Transcribe the records below exactly, leaving out any pictures.

Dataset entries
++++++++++
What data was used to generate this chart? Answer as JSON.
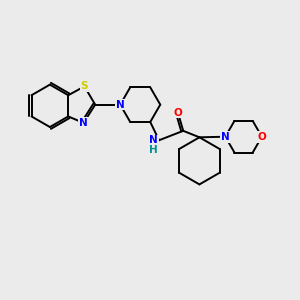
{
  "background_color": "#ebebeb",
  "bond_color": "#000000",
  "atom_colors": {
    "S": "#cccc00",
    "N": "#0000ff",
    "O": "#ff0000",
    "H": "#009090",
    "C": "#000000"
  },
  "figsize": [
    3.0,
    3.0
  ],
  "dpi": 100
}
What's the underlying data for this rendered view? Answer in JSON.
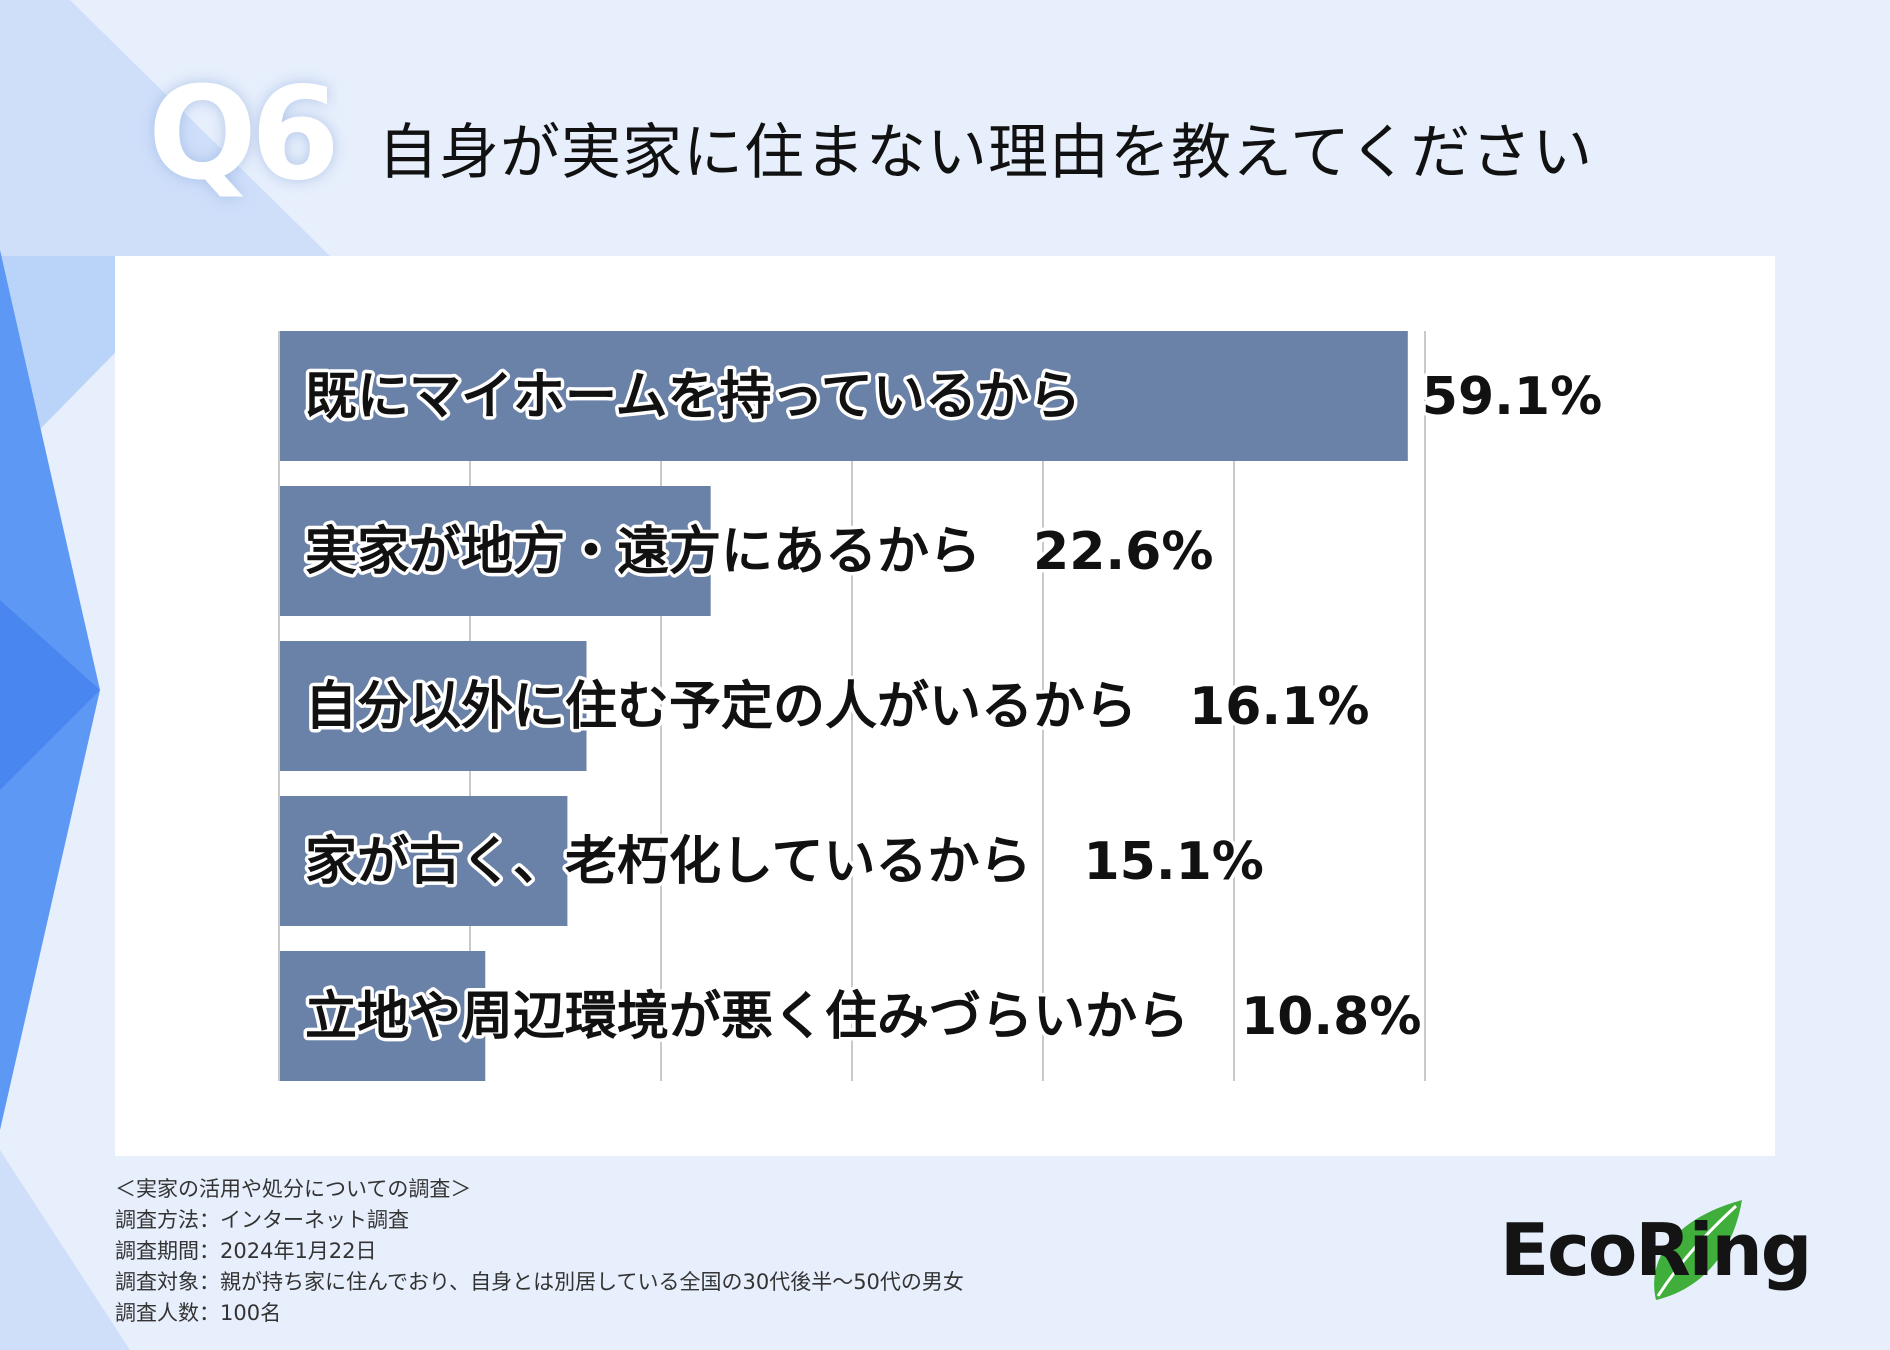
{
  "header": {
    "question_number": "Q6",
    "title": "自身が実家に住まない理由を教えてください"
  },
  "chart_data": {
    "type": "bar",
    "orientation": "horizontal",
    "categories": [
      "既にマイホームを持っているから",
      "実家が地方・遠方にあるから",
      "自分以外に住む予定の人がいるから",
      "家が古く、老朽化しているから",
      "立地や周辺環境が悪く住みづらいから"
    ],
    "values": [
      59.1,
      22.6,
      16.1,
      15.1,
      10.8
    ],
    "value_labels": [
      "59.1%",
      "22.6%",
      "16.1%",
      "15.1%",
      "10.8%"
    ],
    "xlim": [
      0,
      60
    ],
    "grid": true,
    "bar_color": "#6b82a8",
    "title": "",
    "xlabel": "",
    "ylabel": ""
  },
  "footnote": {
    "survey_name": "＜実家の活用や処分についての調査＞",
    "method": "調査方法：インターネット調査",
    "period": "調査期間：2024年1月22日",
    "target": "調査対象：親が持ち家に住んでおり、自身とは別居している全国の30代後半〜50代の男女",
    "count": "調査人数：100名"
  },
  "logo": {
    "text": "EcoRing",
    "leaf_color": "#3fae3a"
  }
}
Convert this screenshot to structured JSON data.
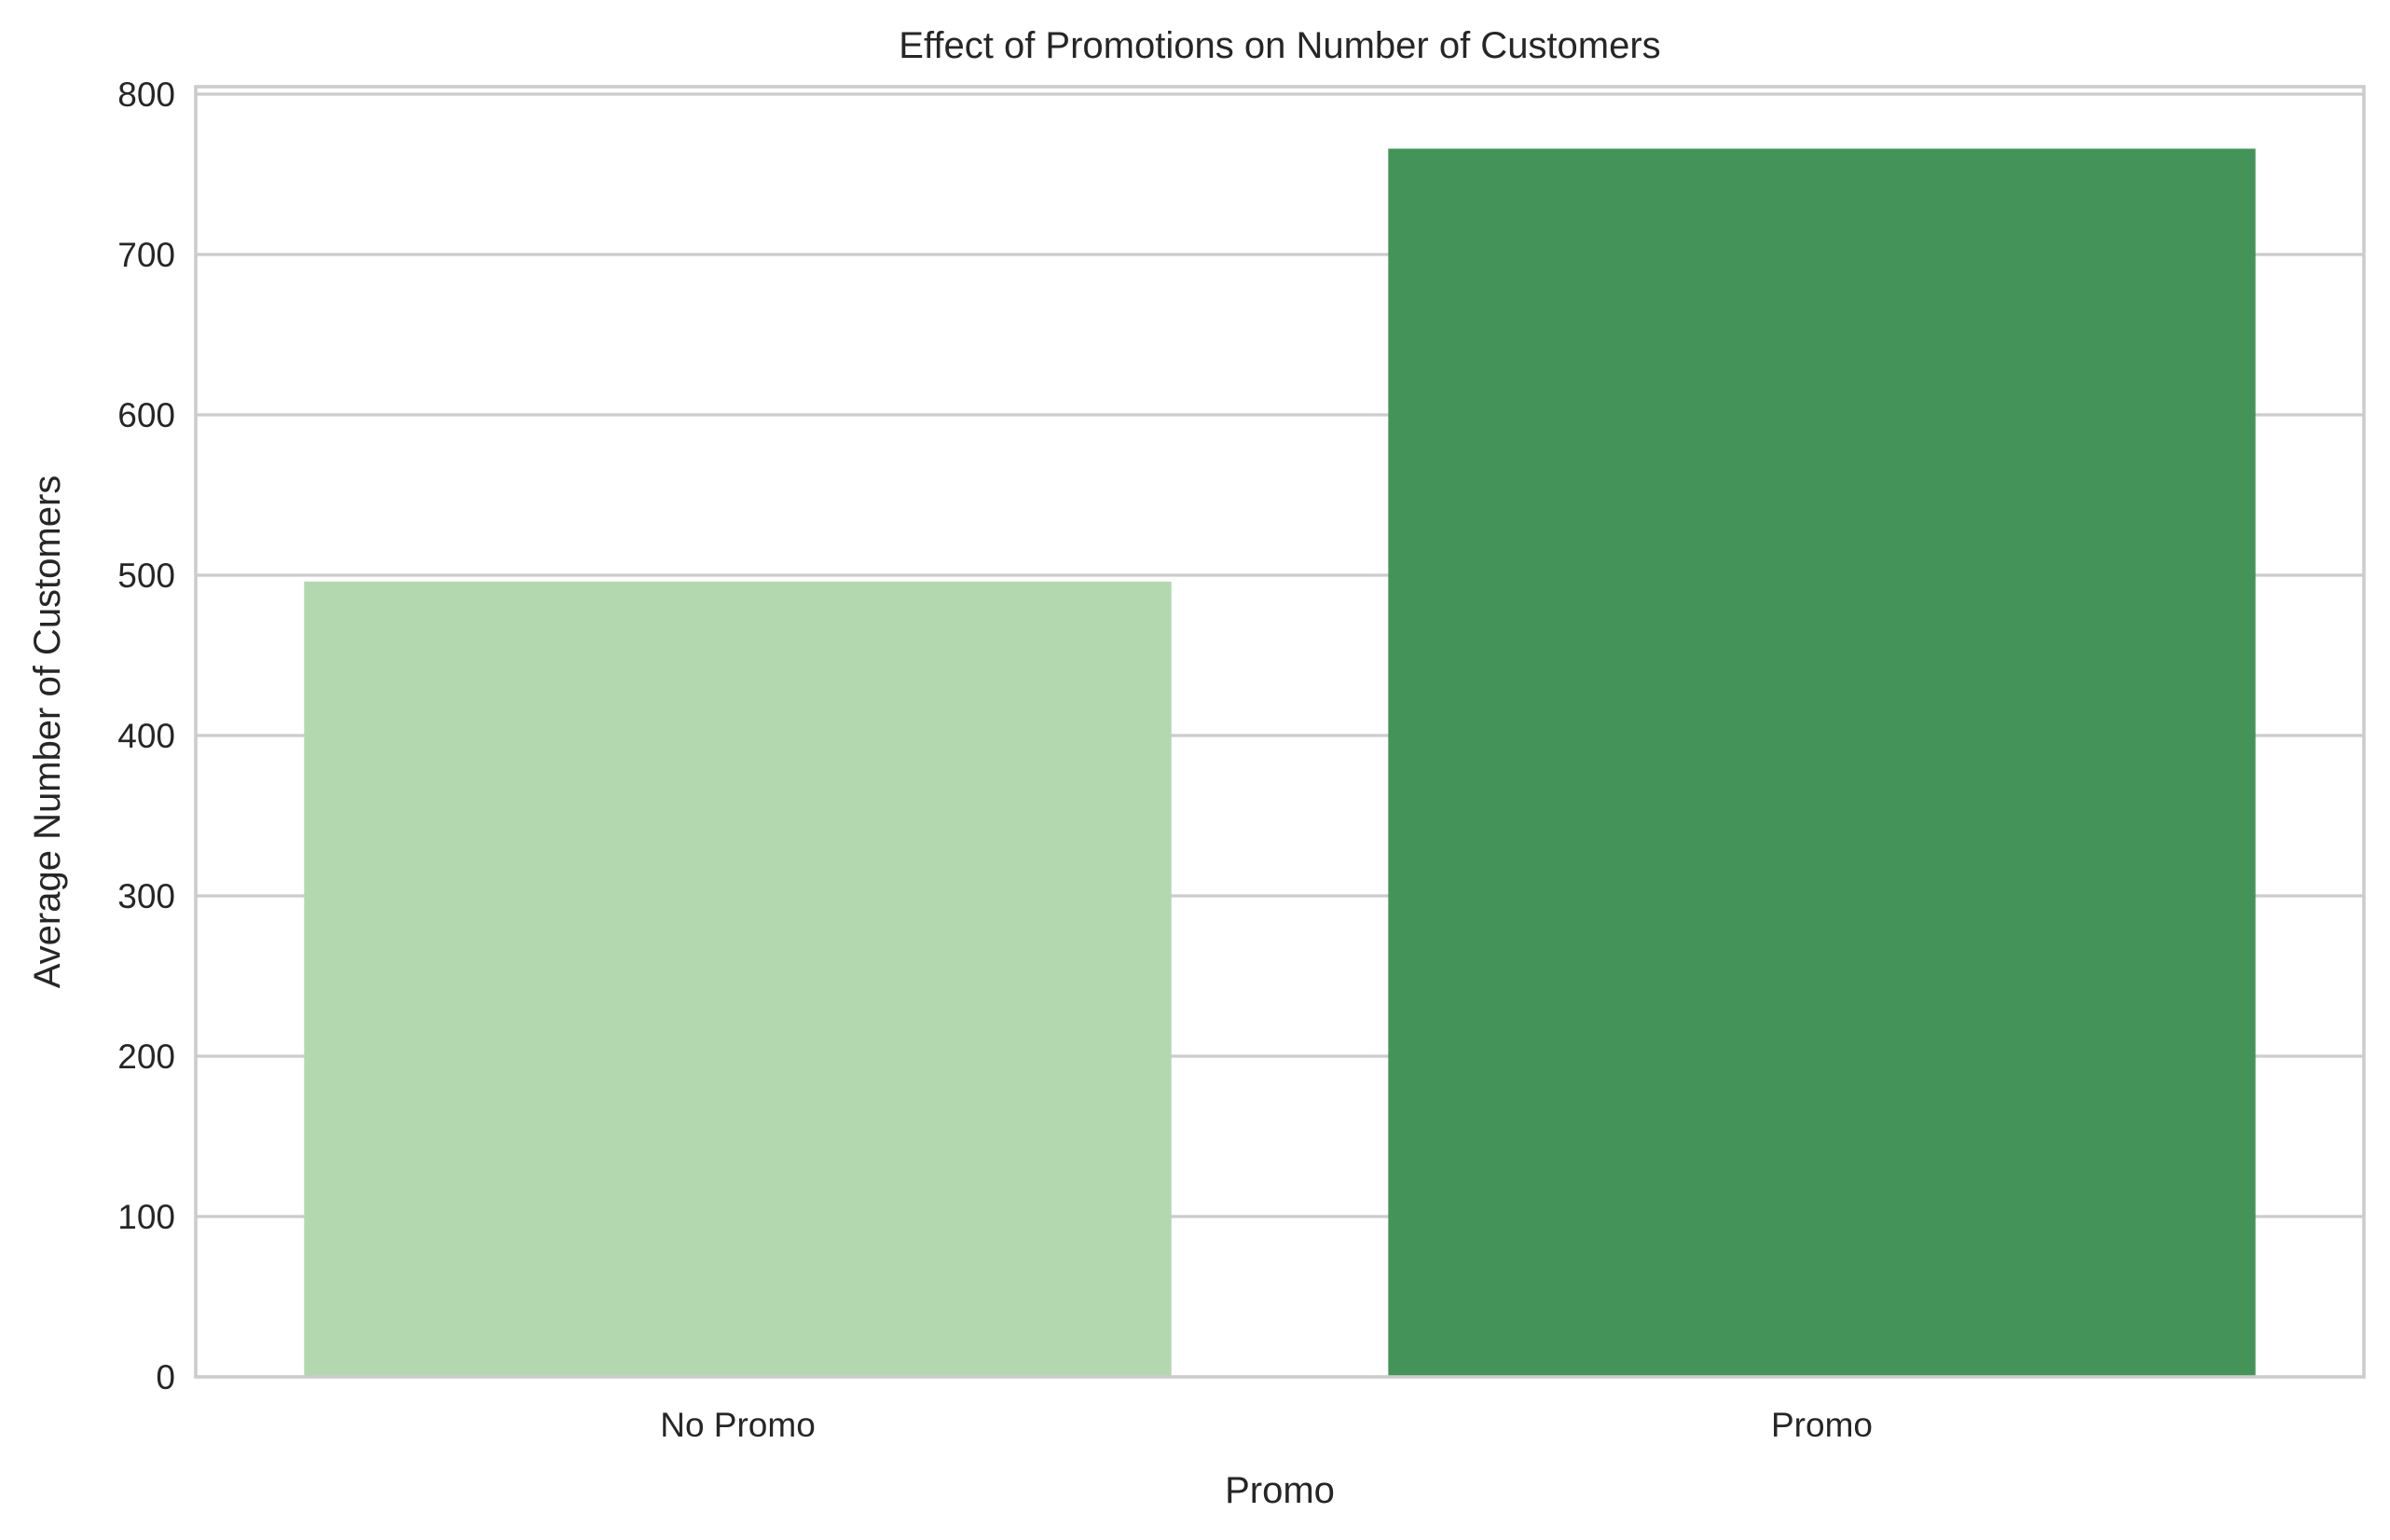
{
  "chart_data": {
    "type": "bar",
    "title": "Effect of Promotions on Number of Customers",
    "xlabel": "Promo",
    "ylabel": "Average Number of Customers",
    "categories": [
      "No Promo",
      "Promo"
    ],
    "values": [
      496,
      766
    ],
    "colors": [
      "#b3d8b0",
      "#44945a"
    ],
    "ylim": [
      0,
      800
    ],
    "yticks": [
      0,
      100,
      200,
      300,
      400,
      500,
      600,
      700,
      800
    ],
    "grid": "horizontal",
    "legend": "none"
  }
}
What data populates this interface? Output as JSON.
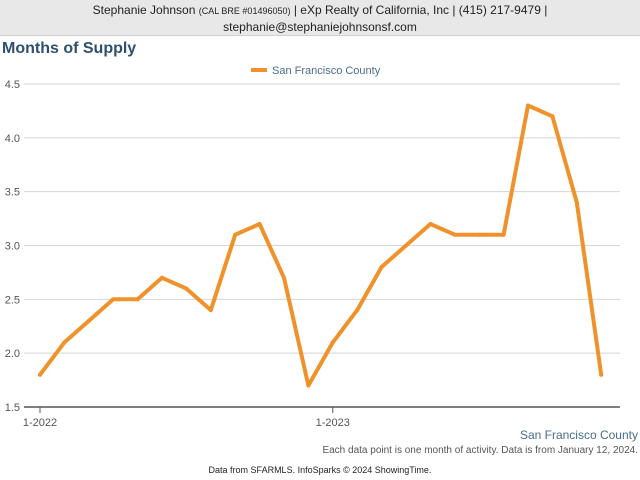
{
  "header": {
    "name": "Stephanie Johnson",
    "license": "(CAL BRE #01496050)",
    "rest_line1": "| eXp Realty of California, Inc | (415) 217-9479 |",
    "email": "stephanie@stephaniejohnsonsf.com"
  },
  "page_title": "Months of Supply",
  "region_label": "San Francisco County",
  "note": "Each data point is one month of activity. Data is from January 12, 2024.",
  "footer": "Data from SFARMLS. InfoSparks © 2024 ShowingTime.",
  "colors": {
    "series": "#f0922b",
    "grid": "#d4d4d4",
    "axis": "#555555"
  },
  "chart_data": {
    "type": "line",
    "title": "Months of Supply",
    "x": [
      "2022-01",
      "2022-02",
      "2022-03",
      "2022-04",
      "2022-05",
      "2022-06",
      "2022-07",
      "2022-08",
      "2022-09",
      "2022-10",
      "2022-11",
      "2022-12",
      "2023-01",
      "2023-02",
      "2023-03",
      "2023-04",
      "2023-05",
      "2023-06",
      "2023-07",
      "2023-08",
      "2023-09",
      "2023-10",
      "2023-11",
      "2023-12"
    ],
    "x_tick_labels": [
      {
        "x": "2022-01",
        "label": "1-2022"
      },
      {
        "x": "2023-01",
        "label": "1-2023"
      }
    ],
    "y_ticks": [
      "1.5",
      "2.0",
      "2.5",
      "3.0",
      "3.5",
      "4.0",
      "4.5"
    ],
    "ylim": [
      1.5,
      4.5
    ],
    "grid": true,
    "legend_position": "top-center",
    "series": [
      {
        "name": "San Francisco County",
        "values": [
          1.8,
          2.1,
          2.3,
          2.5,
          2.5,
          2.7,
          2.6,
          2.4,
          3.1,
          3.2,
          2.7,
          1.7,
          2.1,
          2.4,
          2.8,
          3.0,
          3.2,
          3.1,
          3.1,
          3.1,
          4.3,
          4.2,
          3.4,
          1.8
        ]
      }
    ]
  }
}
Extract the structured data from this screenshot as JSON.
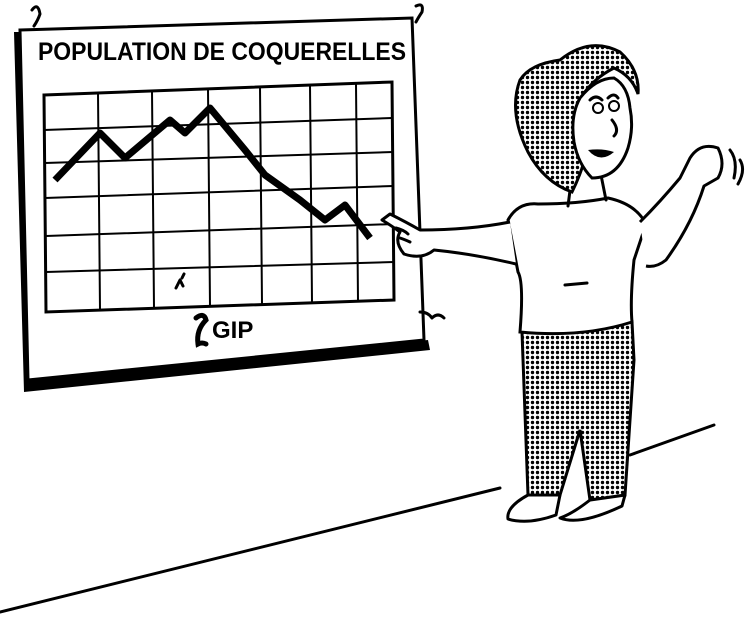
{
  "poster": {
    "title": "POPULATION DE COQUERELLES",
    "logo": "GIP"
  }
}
++++++++++
EXERCISE RESPONSE:
What data was used to generate this chart? Answer as JSON.
{
  "background_color": "#ebebeb",
  "bond_color": "#000000",
  "atom_colors": {
    "S": "#cccc00",
    "N": "#0000ff",
    "O": "#ff0000",
    "H": "#009090",
    "C": "#000000"
  },
  "figsize": [
    3.0,
    3.0
  ],
  "dpi": 100
}
What's the underlying data for this rendered view? Answer in JSON.
{
  "header": {
    "question_number": "Q6",
    "title": "自身が実家に住まない理由を教えてください"
  },
  "chart_data": {
    "type": "bar",
    "orientation": "horizontal",
    "categories": [
      "既にマイホームを持っているから",
      "実家が地方・遠方にあるから",
      "自分以外に住む予定の人がいるから",
      "家が古く、老朽化しているから",
      "立地や周辺環境が悪く住みづらいから"
    ],
    "values": [
      59.1,
      22.6,
      16.1,
      15.1,
      10.8
    ],
    "value_labels": [
      "59.1%",
      "22.6%",
      "16.1%",
      "15.1%",
      "10.8%"
    ],
    "xlim": [
      0,
      60
    ],
    "grid": true,
    "bar_color": "#6b82a8",
    "title": "",
    "xlabel": "",
    "ylabel": ""
  },
  "footnote": {
    "survey_name": "＜実家の活用や処分についての調査＞",
    "method": "調査方法：インターネット調査",
    "period": "調査期間：2024年1月22日",
    "target": "調査対象：親が持ち家に住んでおり、自身とは別居している全国の30代後半〜50代の男女",
    "count": "調査人数：100名"
  },
  "logo": {
    "text": "EcoRing",
    "leaf_color": "#3fae3a"
  }
}
Convert this screenshot to structured JSON data.
{
  "chart_data": {
    "type": "bar",
    "title": "Effect of Promotions on Number of Customers",
    "xlabel": "Promo",
    "ylabel": "Average Number of Customers",
    "categories": [
      "No Promo",
      "Promo"
    ],
    "values": [
      496,
      766
    ],
    "colors": [
      "#b3d8b0",
      "#44945a"
    ],
    "ylim": [
      0,
      800
    ],
    "yticks": [
      0,
      100,
      200,
      300,
      400,
      500,
      600,
      700,
      800
    ],
    "grid": "horizontal",
    "legend": "none"
  }
}
What data populates this interface? Output as JSON.
{
  "header": {
    "name": "Stephanie Johnson",
    "license": "(CAL BRE #01496050)",
    "rest_line1": "| eXp Realty of California, Inc | (415) 217-9479 |",
    "email": "stephanie@stephaniejohnsonsf.com"
  },
  "page_title": "Months of Supply",
  "region_label": "San Francisco County",
  "note": "Each data point is one month of activity. Data is from January 12, 2024.",
  "footer": "Data from SFARMLS. InfoSparks © 2024 ShowingTime.",
  "colors": {
    "series": "#f0922b",
    "grid": "#d4d4d4",
    "axis": "#555555"
  },
  "chart_data": {
    "type": "line",
    "title": "Months of Supply",
    "x": [
      "2022-01",
      "2022-02",
      "2022-03",
      "2022-04",
      "2022-05",
      "2022-06",
      "2022-07",
      "2022-08",
      "2022-09",
      "2022-10",
      "2022-11",
      "2022-12",
      "2023-01",
      "2023-02",
      "2023-03",
      "2023-04",
      "2023-05",
      "2023-06",
      "2023-07",
      "2023-08",
      "2023-09",
      "2023-10",
      "2023-11",
      "2023-12"
    ],
    "x_tick_labels": [
      {
        "x": "2022-01",
        "label": "1-2022"
      },
      {
        "x": "2023-01",
        "label": "1-2023"
      }
    ],
    "y_ticks": [
      "1.5",
      "2.0",
      "2.5",
      "3.0",
      "3.5",
      "4.0",
      "4.5"
    ],
    "ylim": [
      1.5,
      4.5
    ],
    "grid": true,
    "legend_position": "top-center",
    "series": [
      {
        "name": "San Francisco County",
        "values": [
          1.8,
          2.1,
          2.3,
          2.5,
          2.5,
          2.7,
          2.6,
          2.4,
          3.1,
          3.2,
          2.7,
          1.7,
          2.1,
          2.4,
          2.8,
          3.0,
          3.2,
          3.1,
          3.1,
          3.1,
          4.3,
          4.2,
          3.4,
          1.8
        ]
      }
    ]
  }
}
Extract the structured data from this screenshot as JSON.
{
  "poster": {
    "title": "POPULATION DE COQUERELLES",
    "logo": "GIP"
  }
}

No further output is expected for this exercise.